Task: Render every entry verbatim.

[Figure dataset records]
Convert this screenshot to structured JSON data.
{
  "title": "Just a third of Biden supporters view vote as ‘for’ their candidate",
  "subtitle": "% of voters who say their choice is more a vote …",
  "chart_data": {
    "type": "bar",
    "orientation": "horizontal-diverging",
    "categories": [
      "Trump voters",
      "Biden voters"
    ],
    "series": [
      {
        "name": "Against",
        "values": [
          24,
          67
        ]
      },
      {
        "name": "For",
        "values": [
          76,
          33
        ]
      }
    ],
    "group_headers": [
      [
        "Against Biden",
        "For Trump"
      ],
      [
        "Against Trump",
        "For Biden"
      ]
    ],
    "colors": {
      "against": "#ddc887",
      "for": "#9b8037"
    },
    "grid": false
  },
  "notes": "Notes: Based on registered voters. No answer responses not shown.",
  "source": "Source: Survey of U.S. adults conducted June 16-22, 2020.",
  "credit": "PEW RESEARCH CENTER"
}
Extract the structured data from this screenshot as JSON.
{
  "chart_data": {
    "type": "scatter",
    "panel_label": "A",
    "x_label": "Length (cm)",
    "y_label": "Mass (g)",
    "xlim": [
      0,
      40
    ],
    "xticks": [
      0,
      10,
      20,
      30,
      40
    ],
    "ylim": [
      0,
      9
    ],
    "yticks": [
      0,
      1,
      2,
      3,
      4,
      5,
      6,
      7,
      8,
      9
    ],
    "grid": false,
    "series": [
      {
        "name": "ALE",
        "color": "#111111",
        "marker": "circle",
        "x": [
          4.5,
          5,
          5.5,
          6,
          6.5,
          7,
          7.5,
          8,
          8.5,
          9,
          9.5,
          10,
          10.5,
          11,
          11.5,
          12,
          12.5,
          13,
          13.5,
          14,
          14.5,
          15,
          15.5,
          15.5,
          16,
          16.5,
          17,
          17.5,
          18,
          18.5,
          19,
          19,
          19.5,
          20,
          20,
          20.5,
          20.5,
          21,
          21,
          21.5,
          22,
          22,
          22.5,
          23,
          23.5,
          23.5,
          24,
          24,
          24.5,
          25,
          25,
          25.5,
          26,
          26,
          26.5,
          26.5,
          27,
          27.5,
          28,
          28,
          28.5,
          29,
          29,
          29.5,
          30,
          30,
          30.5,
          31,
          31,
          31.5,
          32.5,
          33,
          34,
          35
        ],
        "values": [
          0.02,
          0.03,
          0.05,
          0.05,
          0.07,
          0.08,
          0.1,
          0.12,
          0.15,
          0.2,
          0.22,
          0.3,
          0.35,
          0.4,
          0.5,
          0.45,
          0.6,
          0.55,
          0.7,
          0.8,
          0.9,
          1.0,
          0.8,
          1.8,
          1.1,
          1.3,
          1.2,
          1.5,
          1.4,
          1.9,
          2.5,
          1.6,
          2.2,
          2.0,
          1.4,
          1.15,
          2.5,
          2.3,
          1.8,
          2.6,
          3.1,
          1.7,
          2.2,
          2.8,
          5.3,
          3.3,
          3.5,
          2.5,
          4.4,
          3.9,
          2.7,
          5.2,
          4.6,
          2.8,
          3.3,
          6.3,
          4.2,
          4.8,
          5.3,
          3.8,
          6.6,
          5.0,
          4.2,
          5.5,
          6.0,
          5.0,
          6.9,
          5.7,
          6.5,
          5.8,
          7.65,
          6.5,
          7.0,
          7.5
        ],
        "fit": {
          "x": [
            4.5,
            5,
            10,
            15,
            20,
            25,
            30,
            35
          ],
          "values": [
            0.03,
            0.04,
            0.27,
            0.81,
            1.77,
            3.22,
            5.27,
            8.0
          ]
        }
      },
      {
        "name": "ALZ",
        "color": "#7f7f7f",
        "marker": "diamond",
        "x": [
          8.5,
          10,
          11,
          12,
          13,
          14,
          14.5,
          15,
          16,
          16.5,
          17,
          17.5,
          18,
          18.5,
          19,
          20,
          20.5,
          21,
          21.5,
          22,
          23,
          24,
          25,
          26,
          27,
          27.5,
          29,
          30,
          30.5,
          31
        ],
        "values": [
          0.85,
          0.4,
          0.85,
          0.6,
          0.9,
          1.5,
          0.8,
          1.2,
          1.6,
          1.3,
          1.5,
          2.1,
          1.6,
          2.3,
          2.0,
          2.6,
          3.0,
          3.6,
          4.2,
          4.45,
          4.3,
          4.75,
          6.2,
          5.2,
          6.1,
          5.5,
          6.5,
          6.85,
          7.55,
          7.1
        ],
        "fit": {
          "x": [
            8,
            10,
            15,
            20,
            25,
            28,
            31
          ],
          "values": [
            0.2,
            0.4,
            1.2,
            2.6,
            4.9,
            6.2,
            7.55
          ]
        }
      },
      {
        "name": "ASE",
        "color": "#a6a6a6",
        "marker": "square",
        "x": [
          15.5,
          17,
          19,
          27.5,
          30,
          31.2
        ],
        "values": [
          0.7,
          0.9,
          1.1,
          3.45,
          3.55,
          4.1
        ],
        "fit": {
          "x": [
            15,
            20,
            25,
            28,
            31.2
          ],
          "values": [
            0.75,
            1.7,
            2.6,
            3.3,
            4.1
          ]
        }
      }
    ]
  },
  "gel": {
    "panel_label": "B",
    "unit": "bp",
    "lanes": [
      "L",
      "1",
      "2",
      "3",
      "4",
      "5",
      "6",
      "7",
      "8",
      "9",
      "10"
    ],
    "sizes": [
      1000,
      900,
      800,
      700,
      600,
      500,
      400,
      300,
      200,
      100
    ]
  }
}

Solution to this task:
Convert this screenshot to structured JSON data.
{
  "title": "Just a third of Biden supporters view vote as ‘for’ their candidate",
  "subtitle": "% of voters who say their choice is more a vote …",
  "chart_data": {
    "type": "bar",
    "orientation": "horizontal-diverging",
    "categories": [
      "Trump voters",
      "Biden voters"
    ],
    "series": [
      {
        "name": "Against",
        "values": [
          24,
          67
        ]
      },
      {
        "name": "For",
        "values": [
          76,
          33
        ]
      }
    ],
    "group_headers": [
      [
        "Against Biden",
        "For Trump"
      ],
      [
        "Against Trump",
        "For Biden"
      ]
    ],
    "colors": {
      "against": "#ddc887",
      "for": "#9b8037"
    },
    "grid": false
  },
  "notes": "Notes: Based on registered voters. No answer responses not shown.",
  "source": "Source: Survey of U.S. adults conducted June 16-22, 2020.",
  "credit": "PEW RESEARCH CENTER"
}
Extract the structured data from this screenshot as JSON.
{
  "chart_data": {
    "type": "scatter",
    "panel_label": "A",
    "x_label": "Length (cm)",
    "y_label": "Mass (g)",
    "xlim": [
      0,
      40
    ],
    "xticks": [
      0,
      10,
      20,
      30,
      40
    ],
    "ylim": [
      0,
      9
    ],
    "yticks": [
      0,
      1,
      2,
      3,
      4,
      5,
      6,
      7,
      8,
      9
    ],
    "grid": false,
    "series": [
      {
        "name": "ALE",
        "color": "#111111",
        "marker": "circle",
        "x": [
          4.5,
          5,
          5.5,
          6,
          6.5,
          7,
          7.5,
          8,
          8.5,
          9,
          9.5,
          10,
          10.5,
          11,
          11.5,
          12,
          12.5,
          13,
          13.5,
          14,
          14.5,
          15,
          15.5,
          15.5,
          16,
          16.5,
          17,
          17.5,
          18,
          18.5,
          19,
          19,
          19.5,
          20,
          20,
          20.5,
          20.5,
          21,
          21,
          21.5,
          22,
          22,
          22.5,
          23,
          23.5,
          23.5,
          24,
          24,
          24.5,
          25,
          25,
          25.5,
          26,
          26,
          26.5,
          26.5,
          27,
          27.5,
          28,
          28,
          28.5,
          29,
          29,
          29.5,
          30,
          30,
          30.5,
          31,
          31,
          31.5,
          32.5,
          33,
          34,
          35
        ],
        "values": [
          0.02,
          0.03,
          0.05,
          0.05,
          0.07,
          0.08,
          0.1,
          0.12,
          0.15,
          0.2,
          0.22,
          0.3,
          0.35,
          0.4,
          0.5,
          0.45,
          0.6,
          0.55,
          0.7,
          0.8,
          0.9,
          1.0,
          0.8,
          1.8,
          1.1,
          1.3,
          1.2,
          1.5,
          1.4,
          1.9,
          2.5,
          1.6,
          2.2,
          2.0,
          1.4,
          1.15,
          2.5,
          2.3,
          1.8,
          2.6,
          3.1,
          1.7,
          2.2,
          2.8,
          5.3,
          3.3,
          3.5,
          2.5,
          4.4,
          3.9,
          2.7,
          5.2,
          4.6,
          2.8,
          3.3,
          6.3,
          4.2,
          4.8,
          5.3,
          3.8,
          6.6,
          5.0,
          4.2,
          5.5,
          6.0,
          5.0,
          6.9,
          5.7,
          6.5,
          5.8,
          7.65,
          6.5,
          7.0,
          7.5
        ],
        "fit": {
          "x": [
            4.5,
            5,
            10,
            15,
            20,
            25,
            30,
            35
          ],
          "values": [
            0.03,
            0.04,
            0.27,
            0.81,
            1.77,
            3.22,
            5.27,
            8.0
          ]
        }
      },
      {
        "name": "ALZ",
        "color": "#7f7f7f",
        "marker": "diamond",
        "x": [
          8.5,
          10,
          11,
          12,
          13,
          14,
          14.5,
          15,
          16,
          16.5,
          17,
          17.5,
          18,
          18.5,
          19,
          20,
          20.5,
          21,
          21.5,
          22,
          23,
          24,
          25,
          26,
          27,
          27.5,
          29,
          30,
          30.5,
          31
        ],
        "values": [
          0.85,
          0.4,
          0.85,
          0.6,
          0.9,
          1.5,
          0.8,
          1.2,
          1.6,
          1.3,
          1.5,
          2.1,
          1.6,
          2.3,
          2.0,
          2.6,
          3.0,
          3.6,
          4.2,
          4.45,
          4.3,
          4.75,
          6.2,
          5.2,
          6.1,
          5.5,
          6.5,
          6.85,
          7.55,
          7.1
        ],
        "fit": {
          "x": [
            8,
            10,
            15,
            20,
            25,
            28,
            31
          ],
          "values": [
            0.2,
            0.4,
            1.2,
            2.6,
            4.9,
            6.2,
            7.55
          ]
        }
      },
      {
        "name": "ASE",
        "color": "#a6a6a6",
        "marker": "square",
        "x": [
          15.5,
          17,
          19,
          27.5,
          30,
          31.2
        ],
        "values": [
          0.7,
          0.9,
          1.1,
          3.45,
          3.55,
          4.1
        ],
        "fit": {
          "x": [
            15,
            20,
            25,
            28,
            31.2
          ],
          "values": [
            0.75,
            1.7,
            2.6,
            3.3,
            4.1
          ]
        }
      }
    ]
  },
  "gel": {
    "panel_label": "B",
    "unit": "bp",
    "lanes": [
      "L",
      "1",
      "2",
      "3",
      "4",
      "5",
      "6",
      "7",
      "8",
      "9",
      "10"
    ],
    "sizes": [
      1000,
      900,
      800,
      700,
      600,
      500,
      400,
      300,
      200,
      100
    ]
  }
}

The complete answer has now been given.